## Requirements
Every line holding the word "based" counts once. Give the total, nothing more.

--- Records to use ---

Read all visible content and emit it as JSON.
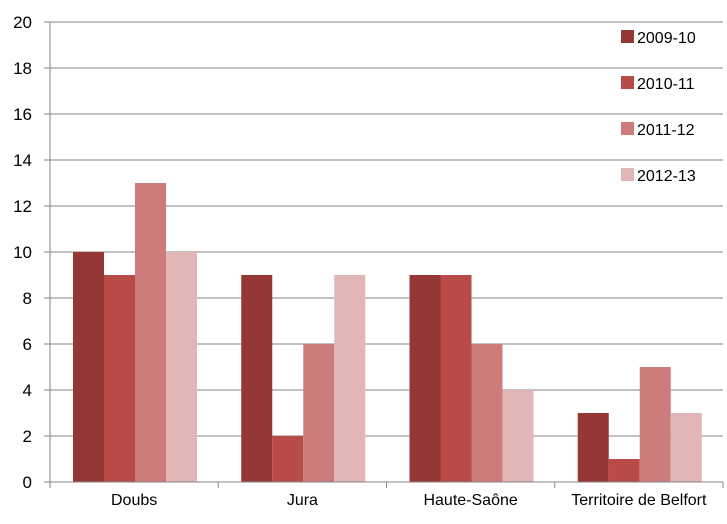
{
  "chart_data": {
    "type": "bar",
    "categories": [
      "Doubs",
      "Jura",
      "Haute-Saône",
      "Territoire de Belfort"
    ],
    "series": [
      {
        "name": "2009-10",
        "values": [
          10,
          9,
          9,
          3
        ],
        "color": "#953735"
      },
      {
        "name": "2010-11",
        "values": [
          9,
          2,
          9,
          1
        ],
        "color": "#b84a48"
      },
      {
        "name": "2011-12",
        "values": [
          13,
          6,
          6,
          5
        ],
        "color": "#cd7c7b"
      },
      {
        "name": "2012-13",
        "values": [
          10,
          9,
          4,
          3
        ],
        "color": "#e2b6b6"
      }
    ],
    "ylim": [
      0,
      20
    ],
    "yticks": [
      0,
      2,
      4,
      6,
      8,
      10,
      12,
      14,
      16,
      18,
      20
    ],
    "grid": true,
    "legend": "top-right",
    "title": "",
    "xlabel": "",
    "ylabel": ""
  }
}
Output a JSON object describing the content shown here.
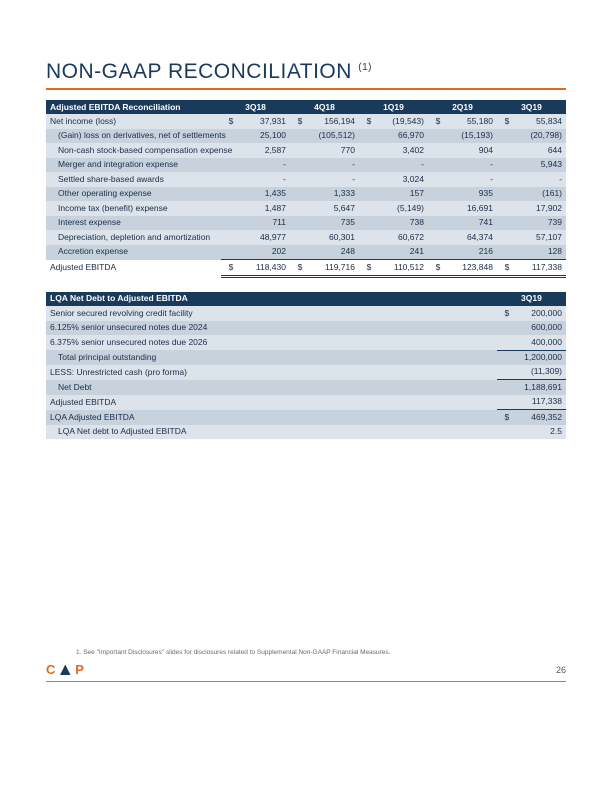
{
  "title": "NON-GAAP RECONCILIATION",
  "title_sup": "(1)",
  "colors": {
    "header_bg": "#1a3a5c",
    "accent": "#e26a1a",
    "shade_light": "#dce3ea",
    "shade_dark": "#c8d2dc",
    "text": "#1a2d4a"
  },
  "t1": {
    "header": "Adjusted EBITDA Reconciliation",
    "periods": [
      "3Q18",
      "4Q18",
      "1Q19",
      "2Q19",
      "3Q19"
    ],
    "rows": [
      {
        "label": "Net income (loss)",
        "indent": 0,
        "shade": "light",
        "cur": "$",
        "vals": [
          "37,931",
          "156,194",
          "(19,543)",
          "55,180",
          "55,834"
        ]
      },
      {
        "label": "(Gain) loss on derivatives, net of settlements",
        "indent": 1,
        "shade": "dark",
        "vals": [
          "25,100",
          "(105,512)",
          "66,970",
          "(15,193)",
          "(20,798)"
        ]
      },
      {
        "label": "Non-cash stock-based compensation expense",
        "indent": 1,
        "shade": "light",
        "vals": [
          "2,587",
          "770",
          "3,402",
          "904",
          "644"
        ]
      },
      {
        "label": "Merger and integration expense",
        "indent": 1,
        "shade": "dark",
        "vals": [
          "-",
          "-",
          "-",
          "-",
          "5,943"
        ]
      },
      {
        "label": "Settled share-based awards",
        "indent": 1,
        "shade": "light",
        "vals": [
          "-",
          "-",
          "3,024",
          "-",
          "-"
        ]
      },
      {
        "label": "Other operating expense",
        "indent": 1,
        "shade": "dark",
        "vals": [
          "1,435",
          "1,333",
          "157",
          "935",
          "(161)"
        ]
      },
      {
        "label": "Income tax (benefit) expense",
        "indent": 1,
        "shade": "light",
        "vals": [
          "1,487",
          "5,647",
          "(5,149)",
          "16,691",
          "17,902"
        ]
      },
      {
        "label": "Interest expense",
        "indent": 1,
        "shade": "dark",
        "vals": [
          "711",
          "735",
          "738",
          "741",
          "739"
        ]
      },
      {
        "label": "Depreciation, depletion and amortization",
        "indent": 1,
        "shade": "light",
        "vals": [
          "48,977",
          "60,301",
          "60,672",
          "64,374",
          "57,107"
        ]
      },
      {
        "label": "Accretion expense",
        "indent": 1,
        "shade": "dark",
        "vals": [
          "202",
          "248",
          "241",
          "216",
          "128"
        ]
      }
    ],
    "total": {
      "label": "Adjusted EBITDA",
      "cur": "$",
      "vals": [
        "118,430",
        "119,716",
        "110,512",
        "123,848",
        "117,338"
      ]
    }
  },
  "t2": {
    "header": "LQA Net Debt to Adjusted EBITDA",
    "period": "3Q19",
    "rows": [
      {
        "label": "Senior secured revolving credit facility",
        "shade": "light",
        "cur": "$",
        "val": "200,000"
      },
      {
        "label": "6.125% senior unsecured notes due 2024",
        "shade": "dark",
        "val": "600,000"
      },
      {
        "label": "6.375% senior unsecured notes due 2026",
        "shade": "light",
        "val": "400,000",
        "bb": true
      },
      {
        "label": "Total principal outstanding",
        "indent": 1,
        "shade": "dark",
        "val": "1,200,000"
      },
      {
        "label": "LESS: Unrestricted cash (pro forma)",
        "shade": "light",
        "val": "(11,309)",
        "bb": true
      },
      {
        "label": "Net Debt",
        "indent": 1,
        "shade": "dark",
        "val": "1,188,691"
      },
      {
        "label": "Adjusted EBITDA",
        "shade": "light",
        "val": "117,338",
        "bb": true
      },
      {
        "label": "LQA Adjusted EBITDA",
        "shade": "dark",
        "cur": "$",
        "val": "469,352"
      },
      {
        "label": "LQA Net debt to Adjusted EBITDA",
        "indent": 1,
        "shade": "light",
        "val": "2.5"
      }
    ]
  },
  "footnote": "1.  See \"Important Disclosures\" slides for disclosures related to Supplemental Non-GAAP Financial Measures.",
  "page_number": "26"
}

---

## Finished answer
2